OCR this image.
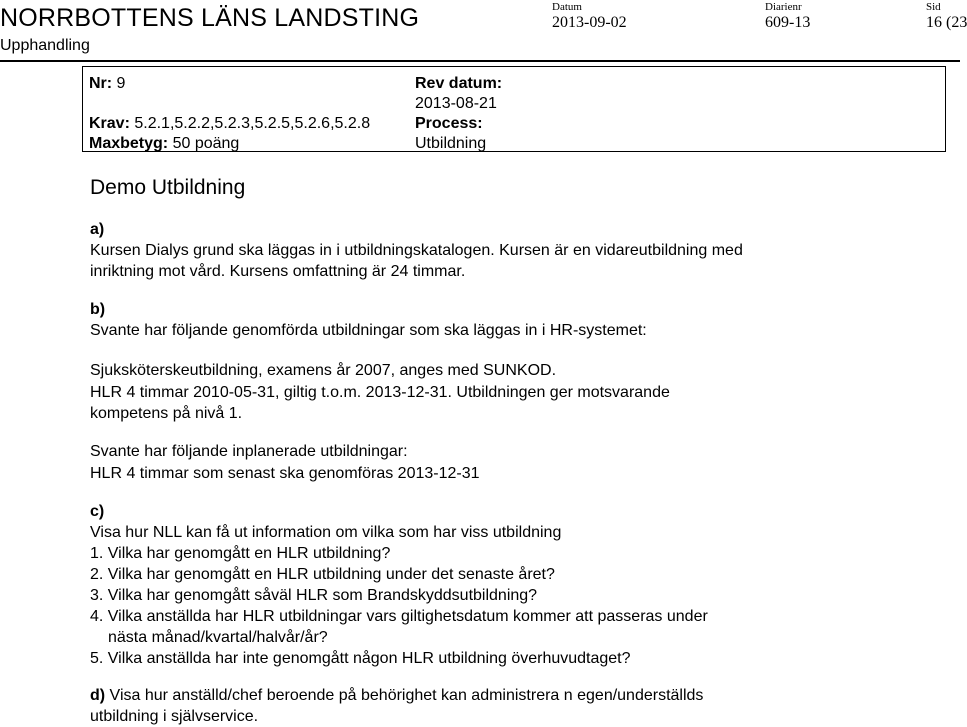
NORRBOTTENS LÄNS LANDSTING
Upphandling
Datum
2013-09-02
Diarienr
609-13
Sid
16 (23
Nr: 9
Krav: 5.2.1,5.2.2,5.2.3,5.2.5,5.2.6,5.2.8
Maxbetyg: 50 poäng
Rev datum:
2013-08-21
Process:
Utbildning
Demo Utbildning
a)
Kursen Dialys grund ska läggas in i utbildningskatalogen. Kursen är en vidareutbildning med
inriktning mot vård. Kursens omfattning är 24 timmar.
b)
Svante har följande genomförda utbildningar som ska läggas in i HR-systemet:
Sjuksköterskeutbildning, examens år 2007, anges med SUNKOD.
HLR 4 timmar 2010-05-31, giltig t.o.m. 2013-12-31. Utbildningen ger motsvarande
kompetens på nivå 1.
Svante har följande inplanerade utbildningar:
HLR 4 timmar som senast ska genomföras 2013-12-31
c)
Visa hur NLL kan få ut information om vilka som har viss utbildning
1. Vilka har genomgått en HLR utbildning?
2. Vilka har genomgått en HLR utbildning under det senaste året?
3. Vilka har genomgått såväl HLR som Brandskyddsutbildning?
4. Vilka anställda har HLR utbildningar vars giltighetsdatum kommer att passeras under
nästa månad/kvartal/halvår/år?
5. Vilka anställda har inte genomgått någon HLR utbildning överhuvudtaget?
d) Visa hur anställd/chef beroende på behörighet kan administrera n egen/underställds
utbildning i självservice.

···

**What you have to do:**
Sift the data above for lines with "utbildningar", then copy each one.

**Task solution:**
Svante har följande genomförda utbildningar som ska läggas in i HR-systemet:
Svante har följande inplanerade utbildningar:
4. Vilka anställda har HLR utbildningar vars giltighetsdatum kommer att passeras under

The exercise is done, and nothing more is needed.